- _Request_:
Scan each line of the records for the word "placeholder" and extract the ones that have it.

********************

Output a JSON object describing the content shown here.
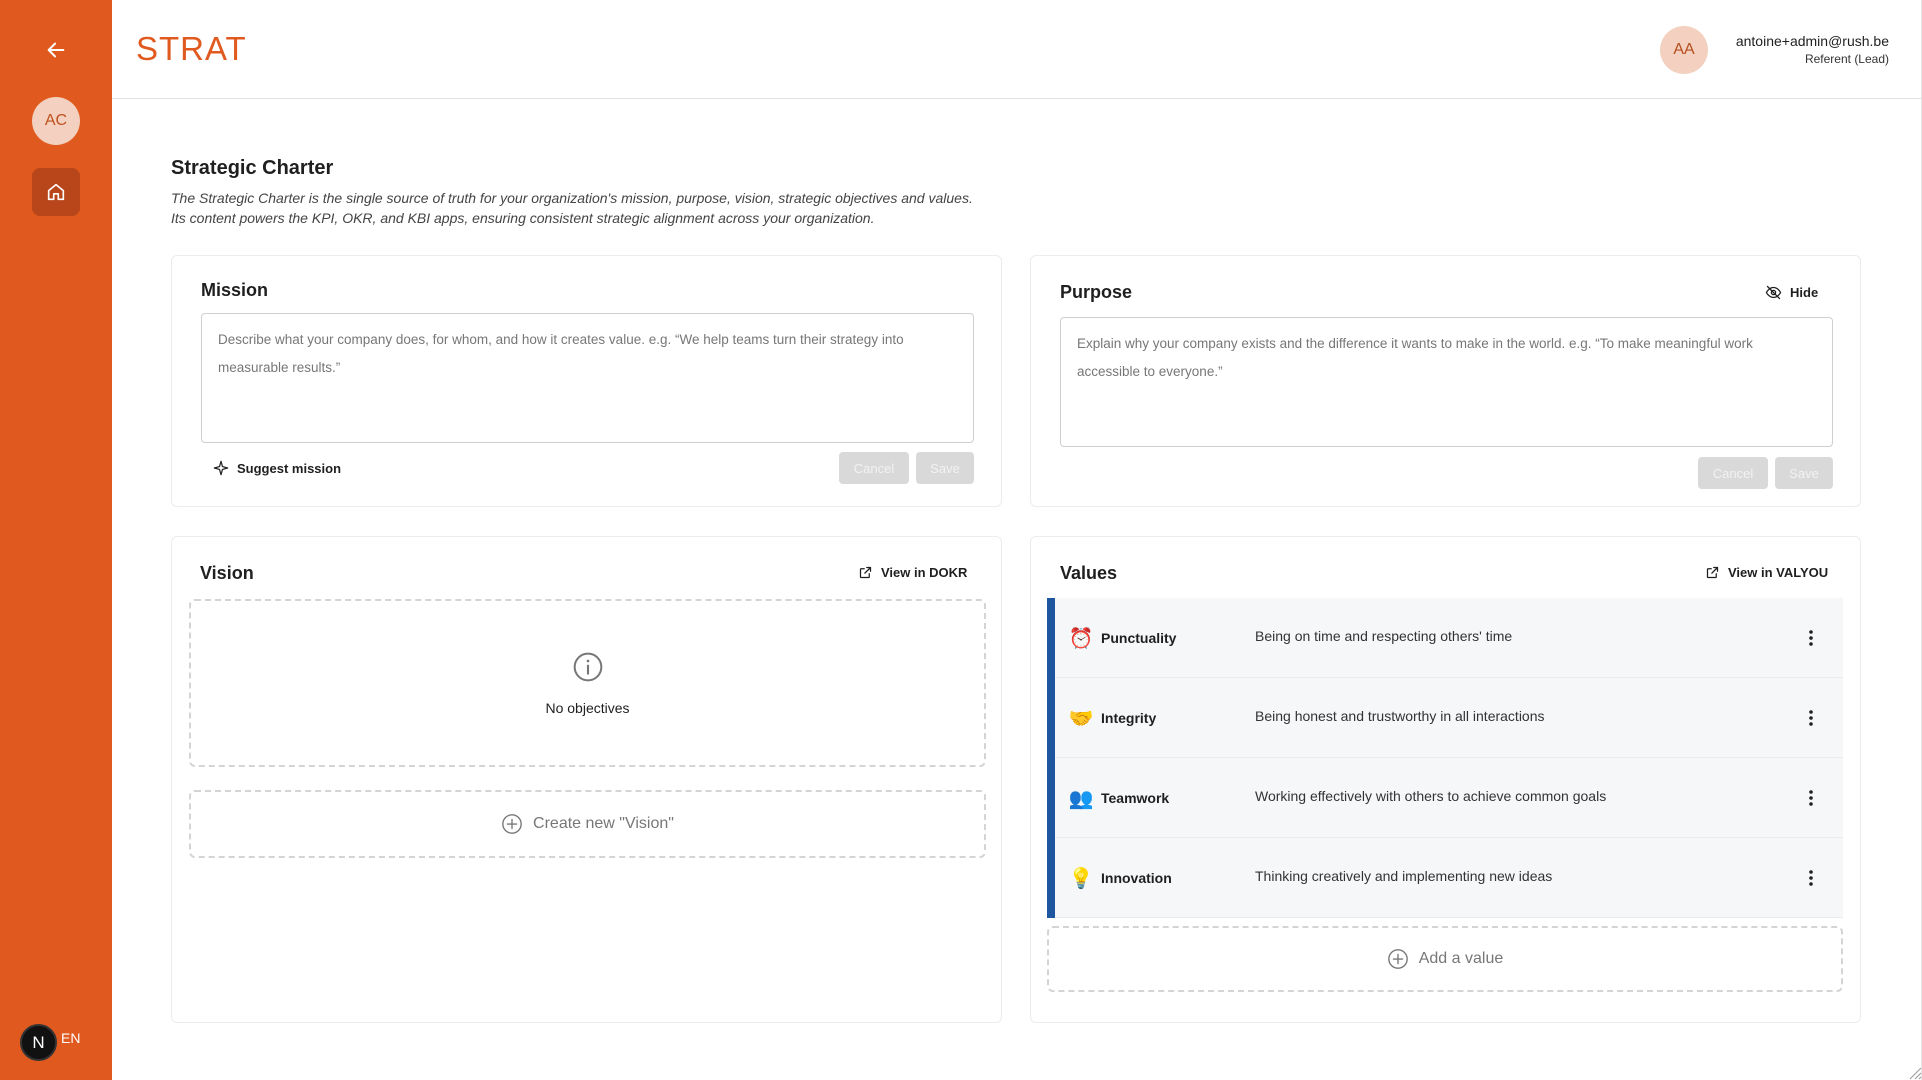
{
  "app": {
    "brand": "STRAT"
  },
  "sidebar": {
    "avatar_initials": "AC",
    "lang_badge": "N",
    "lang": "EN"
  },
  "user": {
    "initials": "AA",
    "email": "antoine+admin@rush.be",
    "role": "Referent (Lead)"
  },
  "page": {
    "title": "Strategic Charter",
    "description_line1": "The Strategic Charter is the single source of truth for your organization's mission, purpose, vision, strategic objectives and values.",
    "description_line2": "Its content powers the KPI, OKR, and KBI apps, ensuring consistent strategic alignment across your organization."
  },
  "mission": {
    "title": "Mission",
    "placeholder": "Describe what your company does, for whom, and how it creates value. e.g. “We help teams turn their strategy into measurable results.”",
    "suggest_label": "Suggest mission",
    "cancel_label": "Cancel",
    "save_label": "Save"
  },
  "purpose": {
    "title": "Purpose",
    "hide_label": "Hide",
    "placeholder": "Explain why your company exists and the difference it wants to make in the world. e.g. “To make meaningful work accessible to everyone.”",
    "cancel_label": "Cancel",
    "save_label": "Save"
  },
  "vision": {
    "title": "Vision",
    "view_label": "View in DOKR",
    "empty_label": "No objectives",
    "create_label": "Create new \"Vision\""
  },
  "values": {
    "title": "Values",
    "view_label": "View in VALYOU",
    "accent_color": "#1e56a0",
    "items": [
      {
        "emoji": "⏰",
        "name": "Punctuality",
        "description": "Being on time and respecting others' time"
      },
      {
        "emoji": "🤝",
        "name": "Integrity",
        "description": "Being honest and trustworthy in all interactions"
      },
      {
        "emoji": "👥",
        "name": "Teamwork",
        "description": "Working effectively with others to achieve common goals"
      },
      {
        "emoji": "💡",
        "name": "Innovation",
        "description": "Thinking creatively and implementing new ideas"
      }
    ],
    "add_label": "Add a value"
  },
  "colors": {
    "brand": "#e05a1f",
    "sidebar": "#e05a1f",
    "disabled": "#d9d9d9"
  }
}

********************

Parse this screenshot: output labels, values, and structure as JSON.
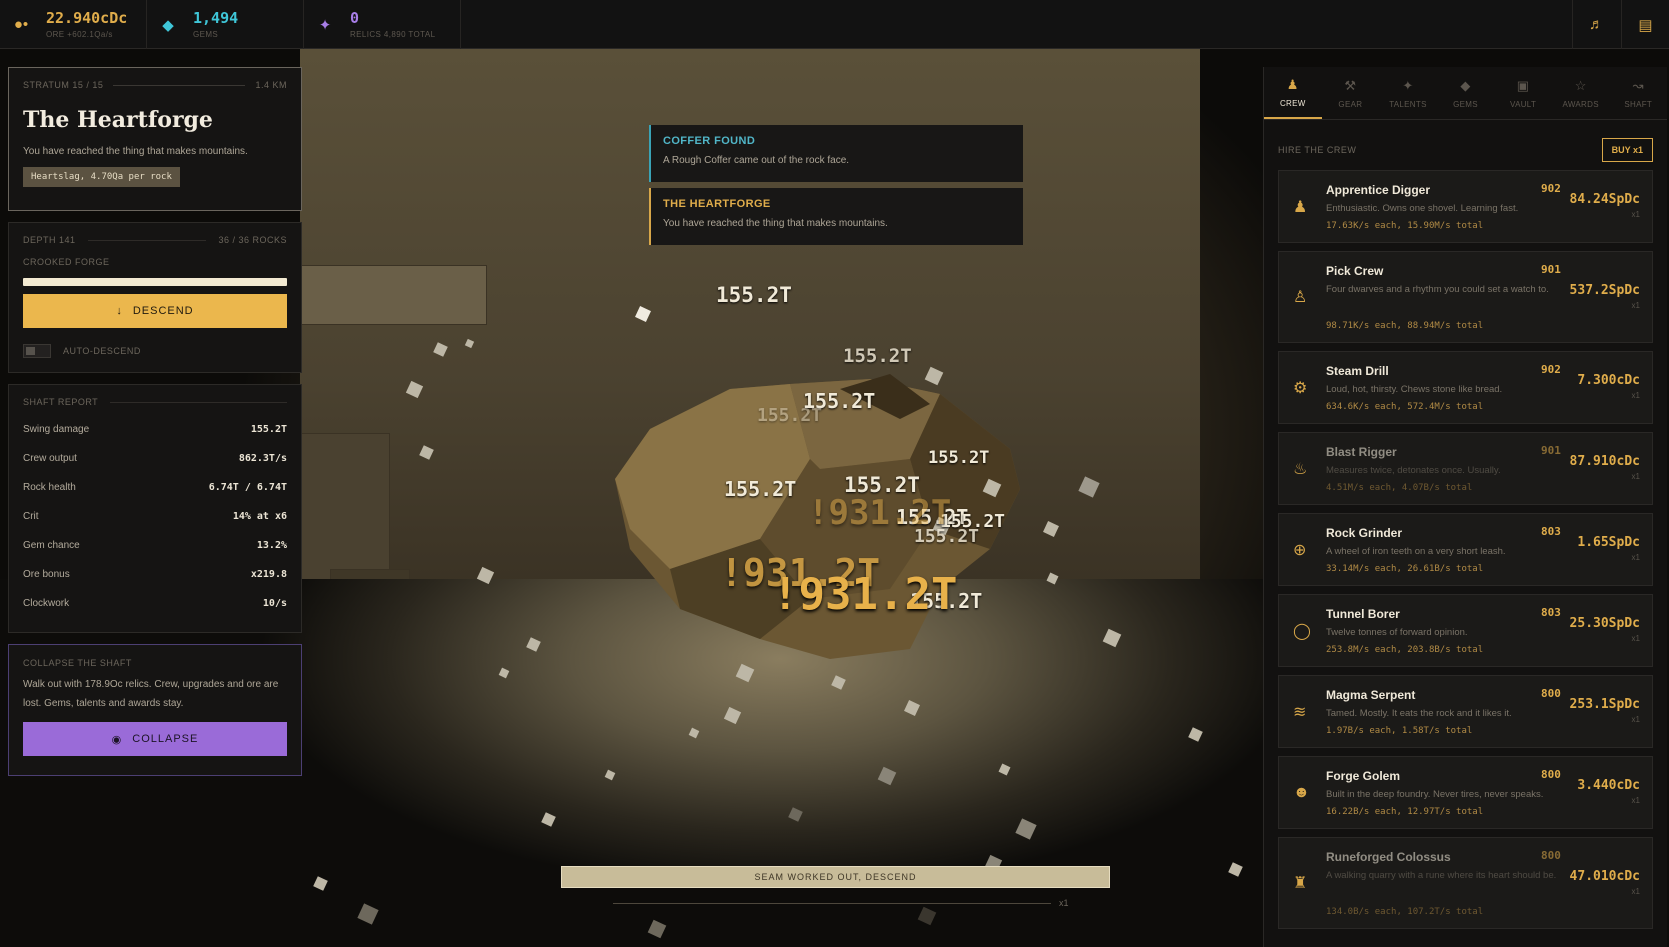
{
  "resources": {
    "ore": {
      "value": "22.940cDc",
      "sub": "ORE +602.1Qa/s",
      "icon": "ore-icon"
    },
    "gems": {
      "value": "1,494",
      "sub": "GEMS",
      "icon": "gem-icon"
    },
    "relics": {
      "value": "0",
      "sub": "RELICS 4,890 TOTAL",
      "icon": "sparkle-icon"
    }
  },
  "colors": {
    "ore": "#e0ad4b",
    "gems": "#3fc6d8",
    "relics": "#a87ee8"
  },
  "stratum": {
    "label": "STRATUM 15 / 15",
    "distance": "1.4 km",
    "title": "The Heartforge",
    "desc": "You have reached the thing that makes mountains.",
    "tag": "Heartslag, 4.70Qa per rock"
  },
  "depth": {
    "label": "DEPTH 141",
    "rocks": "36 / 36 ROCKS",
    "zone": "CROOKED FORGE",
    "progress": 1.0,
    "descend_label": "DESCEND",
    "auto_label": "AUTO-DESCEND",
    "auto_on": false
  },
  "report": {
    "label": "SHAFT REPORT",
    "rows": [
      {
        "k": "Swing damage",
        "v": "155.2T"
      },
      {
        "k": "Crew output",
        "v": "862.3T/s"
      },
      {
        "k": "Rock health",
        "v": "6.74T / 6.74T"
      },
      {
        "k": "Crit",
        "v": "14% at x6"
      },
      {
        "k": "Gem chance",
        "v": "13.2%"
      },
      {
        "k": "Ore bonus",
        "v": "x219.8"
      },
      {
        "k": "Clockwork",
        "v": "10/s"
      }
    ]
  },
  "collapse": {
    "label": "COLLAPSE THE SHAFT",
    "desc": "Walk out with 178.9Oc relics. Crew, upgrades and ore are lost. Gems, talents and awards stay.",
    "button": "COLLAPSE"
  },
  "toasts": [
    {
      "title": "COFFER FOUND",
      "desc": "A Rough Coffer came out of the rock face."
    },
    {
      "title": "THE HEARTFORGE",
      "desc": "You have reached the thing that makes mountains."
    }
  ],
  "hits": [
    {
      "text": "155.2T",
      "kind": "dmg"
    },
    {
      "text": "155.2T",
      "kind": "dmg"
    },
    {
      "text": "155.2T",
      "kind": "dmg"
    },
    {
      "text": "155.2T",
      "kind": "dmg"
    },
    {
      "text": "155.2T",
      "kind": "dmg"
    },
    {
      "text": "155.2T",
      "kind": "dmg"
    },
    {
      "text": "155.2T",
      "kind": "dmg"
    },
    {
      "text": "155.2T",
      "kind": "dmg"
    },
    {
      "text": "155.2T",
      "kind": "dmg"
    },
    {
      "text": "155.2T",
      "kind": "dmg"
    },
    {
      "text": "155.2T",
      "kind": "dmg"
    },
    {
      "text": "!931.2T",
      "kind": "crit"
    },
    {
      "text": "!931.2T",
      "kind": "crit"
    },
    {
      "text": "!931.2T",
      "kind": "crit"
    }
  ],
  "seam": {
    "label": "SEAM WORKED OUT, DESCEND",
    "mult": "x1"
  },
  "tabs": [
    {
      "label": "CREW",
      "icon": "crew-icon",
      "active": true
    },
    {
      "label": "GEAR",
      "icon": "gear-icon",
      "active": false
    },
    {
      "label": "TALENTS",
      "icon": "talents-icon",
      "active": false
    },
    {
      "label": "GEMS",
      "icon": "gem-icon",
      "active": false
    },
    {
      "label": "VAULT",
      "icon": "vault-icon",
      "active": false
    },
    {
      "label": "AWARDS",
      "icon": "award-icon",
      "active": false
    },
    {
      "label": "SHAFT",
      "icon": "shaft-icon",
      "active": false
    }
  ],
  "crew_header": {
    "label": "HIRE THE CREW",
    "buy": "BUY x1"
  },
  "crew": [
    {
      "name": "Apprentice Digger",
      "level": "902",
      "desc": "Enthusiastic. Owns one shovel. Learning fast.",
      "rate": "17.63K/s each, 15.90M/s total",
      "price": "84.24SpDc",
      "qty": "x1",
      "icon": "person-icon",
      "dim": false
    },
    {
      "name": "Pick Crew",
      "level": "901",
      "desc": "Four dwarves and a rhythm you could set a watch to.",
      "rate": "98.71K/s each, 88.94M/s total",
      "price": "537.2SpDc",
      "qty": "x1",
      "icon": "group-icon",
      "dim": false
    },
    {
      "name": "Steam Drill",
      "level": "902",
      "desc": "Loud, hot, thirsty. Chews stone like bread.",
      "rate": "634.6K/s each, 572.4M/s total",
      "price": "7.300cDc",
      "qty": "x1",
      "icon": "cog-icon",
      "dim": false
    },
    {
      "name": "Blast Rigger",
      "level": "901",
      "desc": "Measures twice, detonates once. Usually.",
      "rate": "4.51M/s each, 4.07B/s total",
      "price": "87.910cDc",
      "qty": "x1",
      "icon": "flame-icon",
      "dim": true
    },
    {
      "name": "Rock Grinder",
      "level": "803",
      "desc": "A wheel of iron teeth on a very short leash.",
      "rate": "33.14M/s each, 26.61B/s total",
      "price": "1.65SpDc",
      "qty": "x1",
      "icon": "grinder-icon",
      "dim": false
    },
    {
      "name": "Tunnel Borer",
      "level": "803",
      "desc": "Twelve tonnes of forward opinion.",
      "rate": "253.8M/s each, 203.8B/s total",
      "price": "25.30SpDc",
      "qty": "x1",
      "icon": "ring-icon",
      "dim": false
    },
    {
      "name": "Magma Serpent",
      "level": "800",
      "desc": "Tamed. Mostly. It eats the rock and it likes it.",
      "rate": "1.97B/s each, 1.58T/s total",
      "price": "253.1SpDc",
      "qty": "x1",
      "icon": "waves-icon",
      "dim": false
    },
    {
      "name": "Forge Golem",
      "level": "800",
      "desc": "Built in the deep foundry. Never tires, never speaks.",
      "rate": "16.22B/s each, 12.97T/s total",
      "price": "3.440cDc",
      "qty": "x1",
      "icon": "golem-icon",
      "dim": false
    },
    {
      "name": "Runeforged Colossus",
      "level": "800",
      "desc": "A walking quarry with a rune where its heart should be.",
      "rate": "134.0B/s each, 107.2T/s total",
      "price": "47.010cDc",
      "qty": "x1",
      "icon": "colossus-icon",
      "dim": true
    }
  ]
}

********************

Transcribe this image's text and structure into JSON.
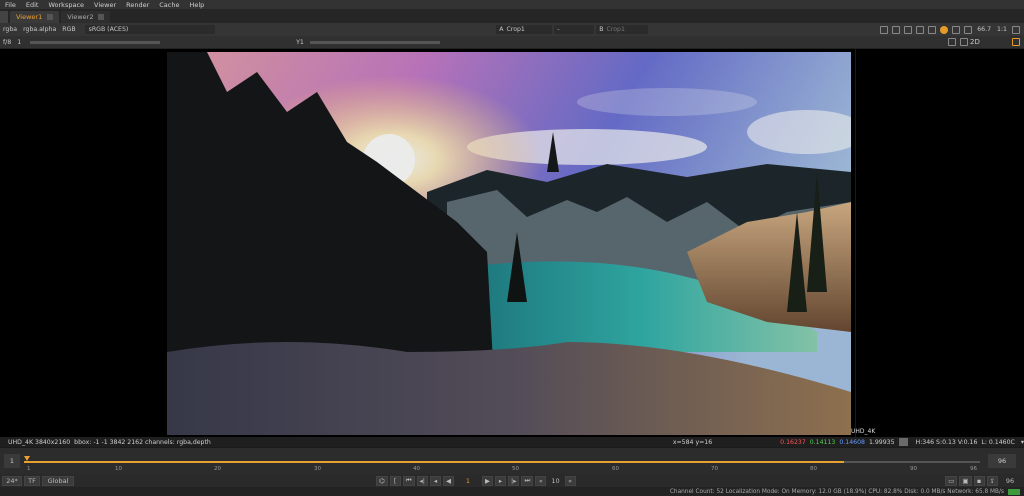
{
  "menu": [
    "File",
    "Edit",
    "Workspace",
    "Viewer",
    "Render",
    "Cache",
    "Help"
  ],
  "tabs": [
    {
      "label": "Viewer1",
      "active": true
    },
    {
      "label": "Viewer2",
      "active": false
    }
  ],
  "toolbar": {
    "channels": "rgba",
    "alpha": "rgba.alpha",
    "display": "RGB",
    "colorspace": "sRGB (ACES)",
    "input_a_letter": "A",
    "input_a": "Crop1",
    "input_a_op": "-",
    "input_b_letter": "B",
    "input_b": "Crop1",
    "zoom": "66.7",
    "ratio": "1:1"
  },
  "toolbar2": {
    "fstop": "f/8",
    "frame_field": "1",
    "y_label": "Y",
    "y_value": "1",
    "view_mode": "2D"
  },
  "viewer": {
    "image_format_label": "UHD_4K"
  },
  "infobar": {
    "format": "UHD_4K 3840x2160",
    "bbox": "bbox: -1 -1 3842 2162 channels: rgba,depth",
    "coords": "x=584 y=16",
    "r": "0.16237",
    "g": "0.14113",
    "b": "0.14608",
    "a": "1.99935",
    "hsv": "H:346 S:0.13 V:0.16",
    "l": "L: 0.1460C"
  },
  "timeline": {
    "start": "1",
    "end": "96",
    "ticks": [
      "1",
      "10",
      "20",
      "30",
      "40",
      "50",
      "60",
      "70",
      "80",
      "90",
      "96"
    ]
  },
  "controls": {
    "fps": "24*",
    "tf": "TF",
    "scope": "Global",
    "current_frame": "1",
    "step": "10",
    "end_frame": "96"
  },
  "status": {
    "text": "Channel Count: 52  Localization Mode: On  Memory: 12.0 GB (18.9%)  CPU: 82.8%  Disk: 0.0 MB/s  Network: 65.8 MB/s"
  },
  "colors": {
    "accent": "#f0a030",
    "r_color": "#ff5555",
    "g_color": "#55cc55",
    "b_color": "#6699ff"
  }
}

********************

- _Written answer_:
    "placeholder": "Describe what your company does, for whom, and how it creates value. e.g. “We help teams turn their strategy into measurable results.”",
    "placeholder": "Explain why your company exists and the difference it wants to make in the world. e.g. “To make meaningful work accessible to everyone.”",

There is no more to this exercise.